Comb the records below for the string "Average" and copy each line where it turns up.

□ □ □ □ □ □ □

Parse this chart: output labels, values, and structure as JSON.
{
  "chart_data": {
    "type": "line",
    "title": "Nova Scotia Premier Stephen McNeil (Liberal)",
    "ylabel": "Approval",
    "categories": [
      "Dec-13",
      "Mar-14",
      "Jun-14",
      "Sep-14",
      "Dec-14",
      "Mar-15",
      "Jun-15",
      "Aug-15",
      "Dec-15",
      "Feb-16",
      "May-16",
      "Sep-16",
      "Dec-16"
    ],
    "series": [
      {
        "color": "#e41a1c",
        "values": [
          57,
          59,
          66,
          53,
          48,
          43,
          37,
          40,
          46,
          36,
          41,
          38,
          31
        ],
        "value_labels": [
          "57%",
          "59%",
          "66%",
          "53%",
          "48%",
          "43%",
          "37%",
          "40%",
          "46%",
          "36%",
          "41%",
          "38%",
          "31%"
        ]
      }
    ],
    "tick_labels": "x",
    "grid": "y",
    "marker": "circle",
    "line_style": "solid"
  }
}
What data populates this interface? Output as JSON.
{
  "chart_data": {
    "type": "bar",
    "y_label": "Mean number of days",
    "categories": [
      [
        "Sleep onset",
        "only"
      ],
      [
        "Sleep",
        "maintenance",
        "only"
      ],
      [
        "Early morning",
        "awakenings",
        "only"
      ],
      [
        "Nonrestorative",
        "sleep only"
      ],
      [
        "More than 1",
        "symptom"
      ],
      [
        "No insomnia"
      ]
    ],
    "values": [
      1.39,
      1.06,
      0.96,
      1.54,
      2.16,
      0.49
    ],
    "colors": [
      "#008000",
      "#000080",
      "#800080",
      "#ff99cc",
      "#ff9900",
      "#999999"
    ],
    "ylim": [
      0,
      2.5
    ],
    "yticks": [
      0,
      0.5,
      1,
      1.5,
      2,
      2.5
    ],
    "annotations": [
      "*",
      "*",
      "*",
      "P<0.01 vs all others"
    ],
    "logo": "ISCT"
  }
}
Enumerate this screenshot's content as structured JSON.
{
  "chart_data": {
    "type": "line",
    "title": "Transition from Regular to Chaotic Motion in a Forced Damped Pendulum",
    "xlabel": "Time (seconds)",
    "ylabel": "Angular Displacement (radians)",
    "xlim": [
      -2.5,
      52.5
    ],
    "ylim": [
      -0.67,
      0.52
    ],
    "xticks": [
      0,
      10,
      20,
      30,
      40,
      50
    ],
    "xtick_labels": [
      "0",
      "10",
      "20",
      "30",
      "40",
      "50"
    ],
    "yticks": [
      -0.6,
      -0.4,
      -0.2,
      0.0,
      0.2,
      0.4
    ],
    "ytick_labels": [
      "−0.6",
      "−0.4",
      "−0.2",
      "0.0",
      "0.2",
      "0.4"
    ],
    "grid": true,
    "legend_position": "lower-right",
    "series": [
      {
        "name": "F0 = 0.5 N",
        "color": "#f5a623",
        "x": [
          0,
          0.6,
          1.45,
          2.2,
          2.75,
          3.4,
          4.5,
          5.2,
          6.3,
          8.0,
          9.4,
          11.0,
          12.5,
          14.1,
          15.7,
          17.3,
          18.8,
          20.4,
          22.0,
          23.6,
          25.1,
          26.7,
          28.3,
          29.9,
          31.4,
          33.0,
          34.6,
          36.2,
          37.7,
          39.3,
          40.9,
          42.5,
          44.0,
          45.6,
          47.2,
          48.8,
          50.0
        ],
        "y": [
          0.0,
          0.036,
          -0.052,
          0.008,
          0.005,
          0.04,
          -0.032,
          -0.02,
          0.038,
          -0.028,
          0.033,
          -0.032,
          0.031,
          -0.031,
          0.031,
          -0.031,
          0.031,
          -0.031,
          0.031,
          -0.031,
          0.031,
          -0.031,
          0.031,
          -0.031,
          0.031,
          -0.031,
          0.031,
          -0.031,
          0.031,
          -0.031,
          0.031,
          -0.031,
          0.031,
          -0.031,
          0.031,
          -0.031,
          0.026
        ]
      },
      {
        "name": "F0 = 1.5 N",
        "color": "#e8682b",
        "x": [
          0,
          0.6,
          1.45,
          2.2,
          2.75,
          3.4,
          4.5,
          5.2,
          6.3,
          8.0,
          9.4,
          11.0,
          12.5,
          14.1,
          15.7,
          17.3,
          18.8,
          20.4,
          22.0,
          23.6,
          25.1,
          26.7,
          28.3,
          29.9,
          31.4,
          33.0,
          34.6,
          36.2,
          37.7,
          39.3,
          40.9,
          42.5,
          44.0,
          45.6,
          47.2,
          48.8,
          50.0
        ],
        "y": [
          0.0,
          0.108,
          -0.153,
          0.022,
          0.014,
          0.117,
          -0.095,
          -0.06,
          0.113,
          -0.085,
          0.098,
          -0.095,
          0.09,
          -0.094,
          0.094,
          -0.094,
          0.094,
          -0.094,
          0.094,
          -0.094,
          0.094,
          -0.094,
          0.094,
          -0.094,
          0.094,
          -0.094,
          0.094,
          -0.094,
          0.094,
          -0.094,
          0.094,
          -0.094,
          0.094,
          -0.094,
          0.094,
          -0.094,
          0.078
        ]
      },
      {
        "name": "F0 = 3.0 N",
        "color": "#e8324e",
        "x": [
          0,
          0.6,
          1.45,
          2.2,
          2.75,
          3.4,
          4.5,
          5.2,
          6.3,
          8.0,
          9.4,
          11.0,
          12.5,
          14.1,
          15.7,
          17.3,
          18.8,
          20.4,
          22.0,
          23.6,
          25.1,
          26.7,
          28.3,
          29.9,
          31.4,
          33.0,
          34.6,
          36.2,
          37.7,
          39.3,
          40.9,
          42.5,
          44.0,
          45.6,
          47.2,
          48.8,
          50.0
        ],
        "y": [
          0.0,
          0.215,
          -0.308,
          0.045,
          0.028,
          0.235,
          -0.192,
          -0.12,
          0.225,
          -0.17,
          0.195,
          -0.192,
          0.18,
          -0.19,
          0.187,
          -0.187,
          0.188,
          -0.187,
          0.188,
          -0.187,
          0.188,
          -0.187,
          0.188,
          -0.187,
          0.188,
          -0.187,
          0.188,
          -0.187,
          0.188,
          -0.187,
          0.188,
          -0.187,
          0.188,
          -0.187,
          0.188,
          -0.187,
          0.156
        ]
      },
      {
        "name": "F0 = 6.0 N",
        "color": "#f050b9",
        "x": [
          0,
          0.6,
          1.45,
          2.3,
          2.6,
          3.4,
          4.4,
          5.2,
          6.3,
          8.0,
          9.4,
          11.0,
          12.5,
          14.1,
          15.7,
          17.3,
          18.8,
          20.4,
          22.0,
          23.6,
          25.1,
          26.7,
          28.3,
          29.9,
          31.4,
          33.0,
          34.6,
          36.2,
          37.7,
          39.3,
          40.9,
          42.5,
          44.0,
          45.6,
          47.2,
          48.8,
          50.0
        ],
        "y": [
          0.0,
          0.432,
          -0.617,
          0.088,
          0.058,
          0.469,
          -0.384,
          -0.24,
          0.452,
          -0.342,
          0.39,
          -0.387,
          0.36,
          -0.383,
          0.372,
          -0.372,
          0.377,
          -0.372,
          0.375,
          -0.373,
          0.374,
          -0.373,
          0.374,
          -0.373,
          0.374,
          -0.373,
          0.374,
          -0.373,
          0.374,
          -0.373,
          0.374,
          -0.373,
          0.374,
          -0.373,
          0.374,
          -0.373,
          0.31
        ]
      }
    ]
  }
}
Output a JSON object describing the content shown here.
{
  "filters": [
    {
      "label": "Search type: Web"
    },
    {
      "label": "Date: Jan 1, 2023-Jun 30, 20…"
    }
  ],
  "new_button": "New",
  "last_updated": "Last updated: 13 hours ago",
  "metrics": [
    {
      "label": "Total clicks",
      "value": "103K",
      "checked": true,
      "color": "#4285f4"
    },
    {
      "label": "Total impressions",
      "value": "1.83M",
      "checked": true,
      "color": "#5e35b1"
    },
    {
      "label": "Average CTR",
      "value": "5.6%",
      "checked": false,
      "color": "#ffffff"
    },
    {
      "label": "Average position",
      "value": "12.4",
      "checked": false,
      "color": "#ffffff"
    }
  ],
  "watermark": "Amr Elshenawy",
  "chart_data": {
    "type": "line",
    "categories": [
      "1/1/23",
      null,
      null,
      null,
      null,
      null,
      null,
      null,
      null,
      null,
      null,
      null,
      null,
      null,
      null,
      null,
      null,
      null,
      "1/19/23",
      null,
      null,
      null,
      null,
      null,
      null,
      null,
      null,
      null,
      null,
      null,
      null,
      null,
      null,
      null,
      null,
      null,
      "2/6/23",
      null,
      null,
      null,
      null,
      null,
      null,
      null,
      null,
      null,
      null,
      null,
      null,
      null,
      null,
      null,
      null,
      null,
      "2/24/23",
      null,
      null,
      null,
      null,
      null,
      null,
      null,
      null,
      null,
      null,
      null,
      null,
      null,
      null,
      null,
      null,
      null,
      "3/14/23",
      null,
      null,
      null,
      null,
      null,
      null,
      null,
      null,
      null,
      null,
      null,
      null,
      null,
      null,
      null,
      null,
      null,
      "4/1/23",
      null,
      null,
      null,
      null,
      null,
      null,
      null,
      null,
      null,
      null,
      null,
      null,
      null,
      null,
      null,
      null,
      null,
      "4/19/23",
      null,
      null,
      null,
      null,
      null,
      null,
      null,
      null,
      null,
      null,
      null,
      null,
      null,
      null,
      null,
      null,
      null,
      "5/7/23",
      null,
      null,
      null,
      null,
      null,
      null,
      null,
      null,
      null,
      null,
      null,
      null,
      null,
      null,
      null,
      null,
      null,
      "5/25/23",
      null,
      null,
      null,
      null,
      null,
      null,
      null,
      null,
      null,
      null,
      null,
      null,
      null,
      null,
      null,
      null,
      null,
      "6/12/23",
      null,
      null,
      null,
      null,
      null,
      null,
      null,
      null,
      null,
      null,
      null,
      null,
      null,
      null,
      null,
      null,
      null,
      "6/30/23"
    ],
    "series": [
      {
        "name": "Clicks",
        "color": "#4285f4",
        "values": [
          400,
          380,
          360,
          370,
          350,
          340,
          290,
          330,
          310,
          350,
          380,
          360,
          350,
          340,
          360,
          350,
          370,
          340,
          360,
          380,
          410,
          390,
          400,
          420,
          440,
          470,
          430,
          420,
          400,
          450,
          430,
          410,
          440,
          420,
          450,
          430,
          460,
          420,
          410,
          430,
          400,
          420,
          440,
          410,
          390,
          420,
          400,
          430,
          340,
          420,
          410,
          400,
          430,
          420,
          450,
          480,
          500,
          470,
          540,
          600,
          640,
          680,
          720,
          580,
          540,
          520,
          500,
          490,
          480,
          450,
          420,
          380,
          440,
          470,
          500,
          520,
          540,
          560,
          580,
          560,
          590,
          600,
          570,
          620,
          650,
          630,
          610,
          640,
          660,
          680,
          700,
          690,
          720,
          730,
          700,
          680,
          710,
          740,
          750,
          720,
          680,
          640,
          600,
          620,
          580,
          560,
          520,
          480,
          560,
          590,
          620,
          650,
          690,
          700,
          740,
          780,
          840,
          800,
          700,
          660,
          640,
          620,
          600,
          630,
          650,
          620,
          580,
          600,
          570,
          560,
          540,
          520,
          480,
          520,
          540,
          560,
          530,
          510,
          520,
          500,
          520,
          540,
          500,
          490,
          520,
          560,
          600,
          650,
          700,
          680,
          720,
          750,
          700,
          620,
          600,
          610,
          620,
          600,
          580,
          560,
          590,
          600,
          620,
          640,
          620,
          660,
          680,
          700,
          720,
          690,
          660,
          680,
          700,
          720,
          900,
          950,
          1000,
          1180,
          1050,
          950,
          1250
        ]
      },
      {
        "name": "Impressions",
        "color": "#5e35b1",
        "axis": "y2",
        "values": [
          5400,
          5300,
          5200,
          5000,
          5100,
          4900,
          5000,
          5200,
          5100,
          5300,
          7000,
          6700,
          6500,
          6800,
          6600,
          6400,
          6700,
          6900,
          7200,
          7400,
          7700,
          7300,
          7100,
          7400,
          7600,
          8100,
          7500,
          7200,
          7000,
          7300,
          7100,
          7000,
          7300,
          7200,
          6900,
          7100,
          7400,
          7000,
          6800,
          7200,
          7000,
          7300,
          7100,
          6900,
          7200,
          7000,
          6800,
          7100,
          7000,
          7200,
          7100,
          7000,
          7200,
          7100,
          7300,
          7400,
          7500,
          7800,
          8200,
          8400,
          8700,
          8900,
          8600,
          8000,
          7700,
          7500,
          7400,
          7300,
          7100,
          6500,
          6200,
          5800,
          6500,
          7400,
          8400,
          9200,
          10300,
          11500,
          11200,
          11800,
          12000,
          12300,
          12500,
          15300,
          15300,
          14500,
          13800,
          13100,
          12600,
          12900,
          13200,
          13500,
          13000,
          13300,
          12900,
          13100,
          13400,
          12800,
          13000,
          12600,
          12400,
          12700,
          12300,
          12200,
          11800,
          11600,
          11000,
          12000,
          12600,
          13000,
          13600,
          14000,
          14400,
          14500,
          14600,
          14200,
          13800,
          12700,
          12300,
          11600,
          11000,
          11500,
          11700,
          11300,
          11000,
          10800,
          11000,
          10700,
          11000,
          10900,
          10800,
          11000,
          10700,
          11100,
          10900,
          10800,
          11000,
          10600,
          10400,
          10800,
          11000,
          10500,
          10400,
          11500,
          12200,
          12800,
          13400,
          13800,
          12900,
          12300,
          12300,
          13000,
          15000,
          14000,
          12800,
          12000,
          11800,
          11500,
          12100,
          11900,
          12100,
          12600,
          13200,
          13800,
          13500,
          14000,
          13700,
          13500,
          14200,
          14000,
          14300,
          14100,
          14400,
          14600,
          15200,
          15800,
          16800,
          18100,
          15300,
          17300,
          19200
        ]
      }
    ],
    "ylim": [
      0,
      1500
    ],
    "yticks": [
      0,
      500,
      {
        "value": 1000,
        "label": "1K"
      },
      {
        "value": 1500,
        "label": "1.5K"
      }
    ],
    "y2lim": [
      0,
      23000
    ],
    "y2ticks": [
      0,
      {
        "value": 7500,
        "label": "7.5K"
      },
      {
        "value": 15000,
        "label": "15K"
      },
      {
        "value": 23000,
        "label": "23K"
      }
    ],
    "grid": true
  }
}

□ □ □ □ □ □ □

Solution to this task
      "label": "Average CTR",
      "label": "Average position",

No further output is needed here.